Start

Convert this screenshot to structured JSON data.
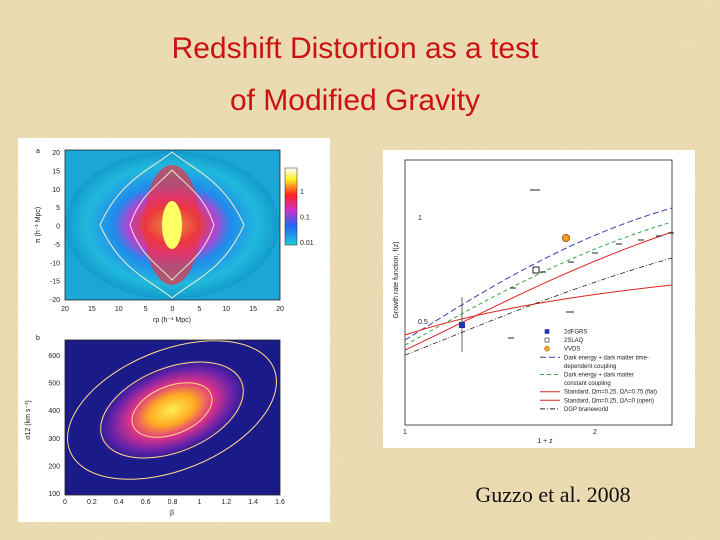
{
  "title": [
    "Redshift Distortion as a test",
    "of Modified Gravity"
  ],
  "citation": "Guzzo et al. 2008",
  "figure_a": {
    "panel": "a",
    "ylabel": "π (h⁻¹ Mpc)",
    "xlabel": "rp (h⁻¹ Mpc)",
    "yticks": [
      "20",
      "15",
      "10",
      "5",
      "0",
      "-5",
      "-10",
      "-15",
      "-20"
    ],
    "xticks": [
      "20",
      "15",
      "10",
      "5",
      "0",
      "5",
      "10",
      "15",
      "20"
    ],
    "colorbar_ticks": [
      "1",
      "0.1",
      "0.01"
    ]
  },
  "figure_b": {
    "panel": "b",
    "ylabel": "σ12 (km s⁻¹)",
    "xlabel": "β",
    "yticks": [
      "600",
      "500",
      "400",
      "300",
      "200",
      "100"
    ],
    "xticks": [
      "0",
      "0.2",
      "0.4",
      "0.6",
      "0.8",
      "1",
      "1.2",
      "1.4",
      "1.6"
    ]
  },
  "figure_c": {
    "ylabel": "Growth rate function, f(z)",
    "xlabel": "1 + z",
    "yticks": [
      "1",
      "0.5"
    ],
    "xticks": [
      "1",
      "2"
    ],
    "legend": [
      "2dFGRS",
      "2SLAQ",
      "VVDS",
      "Dark energy + dark matter time-",
      "dependent coupling",
      "Dark energy + dark matter",
      "constant coupling",
      "Standard, Ωm=0.25, ΩΛ=0.75 (flat)",
      "Standard, Ωm=0.25, ΩΛ=0 (open)",
      "DGP braneworld"
    ]
  }
}
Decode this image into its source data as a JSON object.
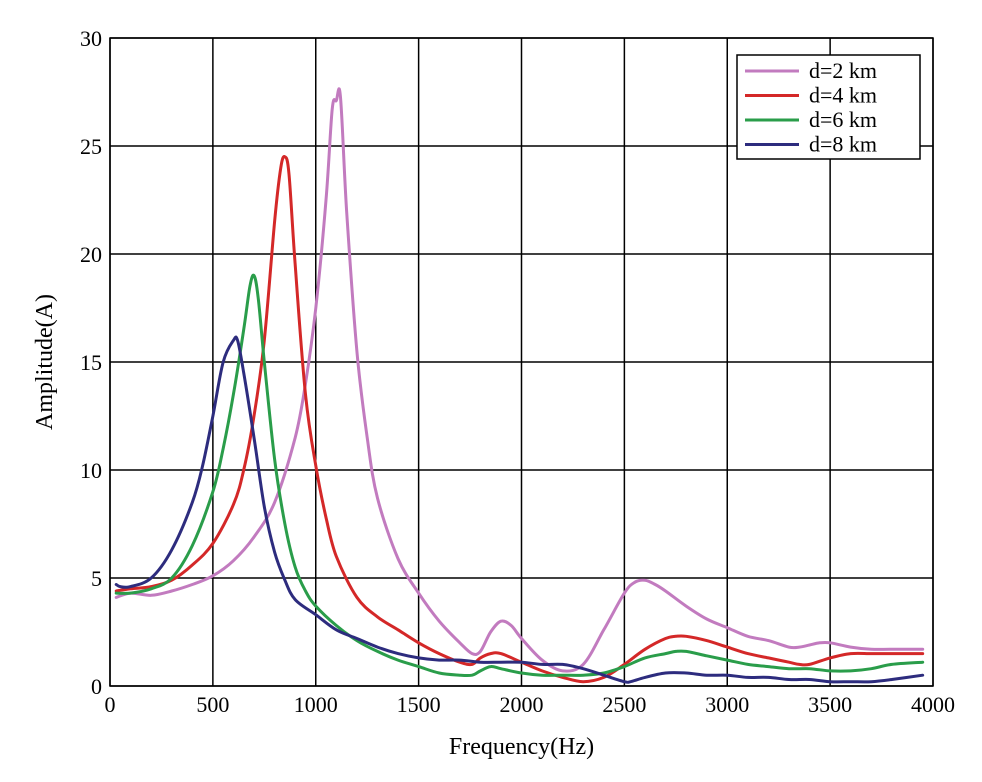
{
  "chart_data": {
    "type": "line",
    "title": "",
    "xlabel": "Frequency(Hz)",
    "ylabel": "Amplitude(A)",
    "xlim": [
      0,
      4000
    ],
    "ylim": [
      0,
      30
    ],
    "xticks": [
      0,
      500,
      1000,
      1500,
      2000,
      2500,
      3000,
      3500,
      4000
    ],
    "yticks": [
      0,
      5,
      10,
      15,
      20,
      25,
      30
    ],
    "grid": true,
    "legend_position": "top-right",
    "series": [
      {
        "name": "d=2 km",
        "color": "#c27bbf",
        "x": [
          30,
          100,
          200,
          300,
          400,
          500,
          600,
          700,
          800,
          900,
          950,
          1000,
          1050,
          1080,
          1100,
          1120,
          1150,
          1200,
          1250,
          1300,
          1400,
          1500,
          1600,
          1700,
          1760,
          1800,
          1850,
          1900,
          1950,
          2000,
          2100,
          2200,
          2300,
          2400,
          2500,
          2550,
          2600,
          2650,
          2700,
          2800,
          2900,
          3000,
          3100,
          3200,
          3300,
          3350,
          3400,
          3450,
          3500,
          3600,
          3700,
          3800,
          3950
        ],
        "y": [
          4.1,
          4.3,
          4.2,
          4.4,
          4.7,
          5.1,
          5.8,
          6.9,
          8.5,
          11.5,
          14.0,
          17.5,
          22.5,
          26.7,
          27.1,
          27.3,
          22.0,
          15.5,
          11.5,
          8.7,
          5.9,
          4.3,
          3.0,
          2.0,
          1.5,
          1.6,
          2.5,
          3.0,
          2.8,
          2.2,
          1.2,
          0.7,
          1.0,
          2.6,
          4.3,
          4.8,
          4.9,
          4.7,
          4.4,
          3.7,
          3.1,
          2.7,
          2.3,
          2.1,
          1.8,
          1.8,
          1.9,
          2.0,
          2.0,
          1.8,
          1.7,
          1.7,
          1.7
        ]
      },
      {
        "name": "d=4 km",
        "color": "#d42828",
        "x": [
          30,
          100,
          200,
          300,
          400,
          500,
          600,
          650,
          700,
          750,
          800,
          830,
          850,
          870,
          900,
          950,
          1000,
          1050,
          1100,
          1200,
          1300,
          1400,
          1500,
          1600,
          1700,
          1760,
          1800,
          1850,
          1900,
          2000,
          2100,
          2200,
          2300,
          2400,
          2500,
          2600,
          2700,
          2750,
          2800,
          2900,
          3000,
          3100,
          3200,
          3300,
          3350,
          3400,
          3500,
          3600,
          3700,
          3800,
          3950
        ],
        "y": [
          4.4,
          4.5,
          4.6,
          4.9,
          5.6,
          6.6,
          8.4,
          10.0,
          12.5,
          16.0,
          21.5,
          24.0,
          24.5,
          23.7,
          19.5,
          13.5,
          10.2,
          7.8,
          6.0,
          4.1,
          3.2,
          2.6,
          2.0,
          1.5,
          1.1,
          1.0,
          1.3,
          1.5,
          1.5,
          1.1,
          0.7,
          0.4,
          0.2,
          0.4,
          1.0,
          1.7,
          2.2,
          2.3,
          2.3,
          2.1,
          1.8,
          1.5,
          1.3,
          1.1,
          1.0,
          1.0,
          1.3,
          1.5,
          1.5,
          1.5,
          1.5
        ]
      },
      {
        "name": "d=6 km",
        "color": "#2a9d4a",
        "x": [
          30,
          100,
          200,
          300,
          400,
          500,
          550,
          600,
          650,
          680,
          700,
          720,
          750,
          800,
          850,
          900,
          950,
          1000,
          1100,
          1200,
          1300,
          1400,
          1500,
          1600,
          1700,
          1760,
          1800,
          1850,
          1900,
          2000,
          2100,
          2200,
          2300,
          2400,
          2500,
          2600,
          2700,
          2750,
          2800,
          2900,
          3000,
          3100,
          3200,
          3300,
          3400,
          3500,
          3600,
          3700,
          3800,
          3950
        ],
        "y": [
          4.3,
          4.3,
          4.5,
          5.0,
          6.5,
          9.0,
          11.0,
          13.5,
          16.5,
          18.5,
          19.0,
          18.0,
          15.0,
          10.5,
          7.5,
          5.5,
          4.4,
          3.7,
          2.8,
          2.1,
          1.6,
          1.2,
          0.9,
          0.6,
          0.5,
          0.5,
          0.7,
          0.9,
          0.8,
          0.6,
          0.5,
          0.5,
          0.5,
          0.6,
          0.9,
          1.3,
          1.5,
          1.6,
          1.6,
          1.4,
          1.2,
          1.0,
          0.9,
          0.8,
          0.8,
          0.7,
          0.7,
          0.8,
          1.0,
          1.1
        ]
      },
      {
        "name": "d=8 km",
        "color": "#2d2c7e",
        "x": [
          30,
          50,
          100,
          200,
          300,
          400,
          450,
          500,
          550,
          600,
          620,
          650,
          700,
          750,
          800,
          850,
          900,
          1000,
          1100,
          1200,
          1300,
          1400,
          1500,
          1600,
          1700,
          1800,
          1900,
          2000,
          2100,
          2200,
          2300,
          2400,
          2500,
          2530,
          2600,
          2700,
          2800,
          2900,
          3000,
          3100,
          3200,
          3300,
          3400,
          3500,
          3600,
          3700,
          3800,
          3950
        ],
        "y": [
          4.7,
          4.6,
          4.6,
          5.0,
          6.3,
          8.5,
          10.2,
          12.5,
          15.0,
          16.0,
          16.0,
          14.5,
          11.5,
          8.3,
          6.2,
          4.9,
          4.0,
          3.3,
          2.6,
          2.2,
          1.8,
          1.5,
          1.3,
          1.2,
          1.2,
          1.1,
          1.1,
          1.1,
          1.0,
          1.0,
          0.8,
          0.5,
          0.2,
          0.2,
          0.4,
          0.6,
          0.6,
          0.5,
          0.5,
          0.4,
          0.4,
          0.3,
          0.3,
          0.2,
          0.2,
          0.2,
          0.3,
          0.5
        ]
      }
    ]
  }
}
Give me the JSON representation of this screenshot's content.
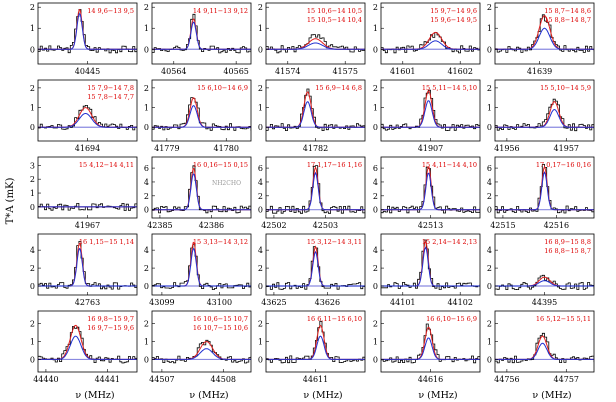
{
  "figure": {
    "ylabel": "T*A (mK)",
    "xlabel": "ν (MHz)"
  },
  "colors": {
    "observed": "#000000",
    "model_red": "#e02020",
    "model_blue": "#2030d0",
    "baseline": "#8a8ae0",
    "marker_gray": "#999999",
    "label_red": "#dd0000"
  },
  "chart_data": [
    {
      "row": 0,
      "col": 0,
      "type": "line",
      "title": "14 9,6−13 9,5",
      "ylim": [
        -0.7,
        2.2
      ],
      "yticks": [
        "0",
        "1",
        "2"
      ],
      "xticks": [
        {
          "text": "40445",
          "pos": 0.5
        }
      ],
      "peak": 0.42,
      "obs": 2.0,
      "red": 1.9,
      "blue": 1.7,
      "w": 0.03
    },
    {
      "row": 0,
      "col": 1,
      "type": "line",
      "title": "14 9,11−13 9,12",
      "ylim": [
        -0.7,
        2.2
      ],
      "yticks": [
        "0",
        "1",
        "2"
      ],
      "xticks": [
        {
          "text": "40564",
          "pos": 0.22
        },
        {
          "text": "40565",
          "pos": 0.85
        }
      ],
      "peak": 0.42,
      "obs": 1.6,
      "red": 1.45,
      "blue": 1.3,
      "w": 0.03
    },
    {
      "row": 0,
      "col": 2,
      "type": "line",
      "title": "15 10,6−14 10,5 / 15 10,5−14 10,4",
      "ylim": [
        -0.7,
        2.2
      ],
      "yticks": [
        "0",
        "1",
        "2"
      ],
      "xticks": [
        {
          "text": "41574",
          "pos": 0.22
        },
        {
          "text": "41575",
          "pos": 0.8
        }
      ],
      "peak": 0.5,
      "obs": 0.6,
      "red": 0.5,
      "blue": 0.3,
      "w": 0.08
    },
    {
      "row": 0,
      "col": 3,
      "type": "line",
      "title": "15 9,7−14 9,6 / 15 9,6−14 9,5",
      "ylim": [
        -0.7,
        2.2
      ],
      "yticks": [
        "0",
        "1",
        "2"
      ],
      "xticks": [
        {
          "text": "41601",
          "pos": 0.22
        },
        {
          "text": "41602",
          "pos": 0.8
        }
      ],
      "peak": 0.55,
      "obs": 0.7,
      "red": 0.8,
      "blue": 0.4,
      "w": 0.07
    },
    {
      "row": 0,
      "col": 4,
      "type": "line",
      "title": "15 8,7−14 8,6 / 15 8,8−14 8,7",
      "ylim": [
        -0.7,
        2.2
      ],
      "yticks": [
        "0",
        "1",
        "2"
      ],
      "xticks": [
        {
          "text": "41639",
          "pos": 0.45
        }
      ],
      "peak": 0.5,
      "obs": 1.5,
      "red": 1.6,
      "blue": 1.0,
      "w": 0.06
    },
    {
      "row": 1,
      "col": 0,
      "type": "line",
      "title": "15 7,9−14 7,8 / 15 7,8−14 7,7",
      "ylim": [
        -0.7,
        2.4
      ],
      "yticks": [
        "0",
        "1",
        "2"
      ],
      "xticks": [
        {
          "text": "41694",
          "pos": 0.5
        }
      ],
      "peak": 0.48,
      "obs": 1.1,
      "red": 1.0,
      "blue": 0.7,
      "w": 0.07
    },
    {
      "row": 1,
      "col": 1,
      "type": "line",
      "title": "15 6,10−14 6,9",
      "ylim": [
        -0.7,
        2.4
      ],
      "yticks": [
        "0",
        "1",
        "2"
      ],
      "xticks": [
        {
          "text": "41779",
          "pos": 0.15
        },
        {
          "text": "41780",
          "pos": 0.75
        }
      ],
      "peak": 0.42,
      "obs": 1.6,
      "red": 1.5,
      "blue": 1.1,
      "w": 0.04
    },
    {
      "row": 1,
      "col": 2,
      "type": "line",
      "title": "15 6,9−14 6,8",
      "ylim": [
        -0.7,
        2.4
      ],
      "yticks": [
        "0",
        "1",
        "2"
      ],
      "xticks": [
        {
          "text": "41782",
          "pos": 0.5
        }
      ],
      "peak": 0.42,
      "obs": 1.9,
      "red": 1.8,
      "blue": 1.3,
      "w": 0.04
    },
    {
      "row": 1,
      "col": 3,
      "type": "line",
      "title": "15 5,11−14 5,10",
      "ylim": [
        -0.7,
        2.4
      ],
      "yticks": [
        "0",
        "1",
        "2"
      ],
      "xticks": [
        {
          "text": "41907",
          "pos": 0.5
        }
      ],
      "peak": 0.48,
      "obs": 2.0,
      "red": 1.85,
      "blue": 1.35,
      "w": 0.04
    },
    {
      "row": 1,
      "col": 4,
      "type": "line",
      "title": "15 5,10−14 5,9",
      "ylim": [
        -0.7,
        2.4
      ],
      "yticks": [
        "0",
        "1",
        "2"
      ],
      "xticks": [
        {
          "text": "41956",
          "pos": 0.12
        },
        {
          "text": "41957",
          "pos": 0.72
        }
      ],
      "peak": 0.6,
      "obs": 1.4,
      "red": 1.3,
      "blue": 0.9,
      "w": 0.05
    },
    {
      "row": 2,
      "col": 0,
      "type": "line",
      "title": "15 4,12−14 4,11",
      "ylim": [
        -0.8,
        3.6
      ],
      "yticks": [
        "0",
        "1",
        "2",
        "3"
      ],
      "xticks": [
        {
          "text": "41967",
          "pos": 0.5
        }
      ],
      "peak": 0.5,
      "obs": 0.0,
      "red": 0.0,
      "blue": 0.0,
      "w": 0.04
    },
    {
      "row": 2,
      "col": 1,
      "type": "line",
      "title": "16 0,16−15 0,15",
      "annotation": "NH2CHO",
      "ylim": [
        -1.2,
        7.6
      ],
      "yticks": [
        "0",
        "2",
        "4",
        "6"
      ],
      "xticks": [
        {
          "text": "42385",
          "pos": 0.08
        },
        {
          "text": "42386",
          "pos": 0.6
        }
      ],
      "peak": 0.42,
      "obs": 6.3,
      "red": 6.0,
      "blue": 5.2,
      "w": 0.03
    },
    {
      "row": 2,
      "col": 2,
      "type": "line",
      "title": "17 1,17−16 1,16",
      "ylim": [
        -1.2,
        7.6
      ],
      "yticks": [
        "0",
        "2",
        "4",
        "6"
      ],
      "xticks": [
        {
          "text": "42502",
          "pos": 0.08
        },
        {
          "text": "42503",
          "pos": 0.6
        }
      ],
      "peak": 0.5,
      "obs": 6.5,
      "red": 6.1,
      "blue": 5.3,
      "w": 0.03
    },
    {
      "row": 2,
      "col": 3,
      "type": "line",
      "title": "15 4,11−14 4,10",
      "ylim": [
        -1.2,
        7.6
      ],
      "yticks": [
        "0",
        "2",
        "4",
        "6"
      ],
      "xticks": [
        {
          "text": "42513",
          "pos": 0.5
        }
      ],
      "peak": 0.48,
      "obs": 6.5,
      "red": 6.2,
      "blue": 5.3,
      "w": 0.03
    },
    {
      "row": 2,
      "col": 4,
      "type": "line",
      "title": "17 0,17−16 0,16",
      "ylim": [
        -1.2,
        7.6
      ],
      "yticks": [
        "0",
        "2",
        "4",
        "6"
      ],
      "xticks": [
        {
          "text": "42515",
          "pos": 0.08
        },
        {
          "text": "42516",
          "pos": 0.62
        }
      ],
      "peak": 0.5,
      "obs": 6.6,
      "red": 6.2,
      "blue": 5.4,
      "w": 0.03
    },
    {
      "row": 3,
      "col": 0,
      "type": "line",
      "title": "16 1,15−15 1,14",
      "ylim": [
        -1.0,
        5.8
      ],
      "yticks": [
        "0",
        "2",
        "4"
      ],
      "xticks": [
        {
          "text": "42763",
          "pos": 0.5
        }
      ],
      "peak": 0.42,
      "obs": 5.0,
      "red": 4.8,
      "blue": 4.2,
      "w": 0.03
    },
    {
      "row": 3,
      "col": 1,
      "type": "line",
      "title": "15 3,13−14 3,12",
      "ylim": [
        -1.0,
        5.8
      ],
      "yticks": [
        "0",
        "2",
        "4"
      ],
      "xticks": [
        {
          "text": "43099",
          "pos": 0.1
        },
        {
          "text": "43100",
          "pos": 0.68
        }
      ],
      "peak": 0.42,
      "obs": 5.1,
      "red": 4.9,
      "blue": 4.2,
      "w": 0.03
    },
    {
      "row": 3,
      "col": 2,
      "type": "line",
      "title": "15 3,12−14 3,11",
      "ylim": [
        -1.0,
        5.8
      ],
      "yticks": [
        "0",
        "2",
        "4"
      ],
      "xticks": [
        {
          "text": "43625",
          "pos": 0.08
        },
        {
          "text": "43626",
          "pos": 0.62
        }
      ],
      "peak": 0.5,
      "obs": 4.6,
      "red": 4.4,
      "blue": 3.8,
      "w": 0.03
    },
    {
      "row": 3,
      "col": 3,
      "type": "line",
      "title": "15 2,14−14 2,13",
      "ylim": [
        -1.0,
        5.8
      ],
      "yticks": [
        "0",
        "2",
        "4"
      ],
      "xticks": [
        {
          "text": "44101",
          "pos": 0.22
        },
        {
          "text": "44102",
          "pos": 0.8
        }
      ],
      "peak": 0.45,
      "obs": 5.1,
      "red": 5.0,
      "blue": 4.3,
      "w": 0.03
    },
    {
      "row": 3,
      "col": 4,
      "type": "line",
      "title": "16 8,9−15 8,8 / 16 8,8−15 8,7",
      "ylim": [
        -1.0,
        5.8
      ],
      "yticks": [
        "0",
        "2",
        "4"
      ],
      "xticks": [
        {
          "text": "44395",
          "pos": 0.5
        }
      ],
      "peak": 0.5,
      "obs": 1.0,
      "red": 1.0,
      "blue": 0.6,
      "w": 0.06
    },
    {
      "row": 4,
      "col": 0,
      "type": "line",
      "title": "16 9,8−15 9,7 / 16 9,7−15 9,6",
      "ylim": [
        -0.7,
        2.7
      ],
      "yticks": [
        "0",
        "1",
        "2"
      ],
      "xticks": [
        {
          "text": "44440",
          "pos": 0.08
        },
        {
          "text": "44441",
          "pos": 0.7
        }
      ],
      "peak": 0.38,
      "obs": 1.8,
      "red": 1.9,
      "blue": 1.3,
      "w": 0.06
    },
    {
      "row": 4,
      "col": 1,
      "type": "line",
      "title": "16 10,6−15 10,7 / 16 10,7−15 10,6",
      "ylim": [
        -0.7,
        2.7
      ],
      "yticks": [
        "0",
        "1",
        "2"
      ],
      "xticks": [
        {
          "text": "44507",
          "pos": 0.1
        },
        {
          "text": "44508",
          "pos": 0.72
        }
      ],
      "peak": 0.55,
      "obs": 1.0,
      "red": 1.0,
      "blue": 0.6,
      "w": 0.07
    },
    {
      "row": 4,
      "col": 2,
      "type": "line",
      "title": "16 6,11−15 6,10",
      "ylim": [
        -0.7,
        2.7
      ],
      "yticks": [
        "0",
        "1",
        "2"
      ],
      "xticks": [
        {
          "text": "44611",
          "pos": 0.5
        }
      ],
      "peak": 0.55,
      "obs": 2.0,
      "red": 1.9,
      "blue": 1.3,
      "w": 0.04
    },
    {
      "row": 4,
      "col": 3,
      "type": "line",
      "title": "16 6,10−15 6,9",
      "ylim": [
        -0.7,
        2.7
      ],
      "yticks": [
        "0",
        "1",
        "2"
      ],
      "xticks": [
        {
          "text": "44616",
          "pos": 0.5
        }
      ],
      "peak": 0.48,
      "obs": 1.9,
      "red": 1.8,
      "blue": 1.2,
      "w": 0.04
    },
    {
      "row": 4,
      "col": 4,
      "type": "line",
      "title": "16 5,12−15 5,11",
      "ylim": [
        -0.7,
        2.7
      ],
      "yticks": [
        "0",
        "1",
        "2"
      ],
      "xticks": [
        {
          "text": "44756",
          "pos": 0.12
        },
        {
          "text": "44757",
          "pos": 0.72
        }
      ],
      "peak": 0.48,
      "obs": 1.4,
      "red": 1.3,
      "blue": 0.9,
      "w": 0.05
    }
  ]
}
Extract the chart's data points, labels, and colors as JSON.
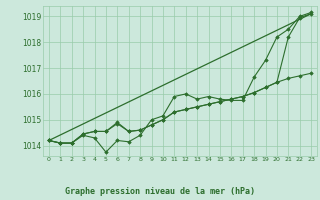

End

TASK DETAILS: Copy out each line of the listing that holds "ylabel".

ANSWER:
    "ylabel": "π (h⁻¹ Mpc)",
    "ylabel": "σ12 (km s⁻¹)",
    "ylabel": "Growth rate function, f(z)",
    "ylabel": "Amplitude(A)",
    "ylabel": "T*A (mK)",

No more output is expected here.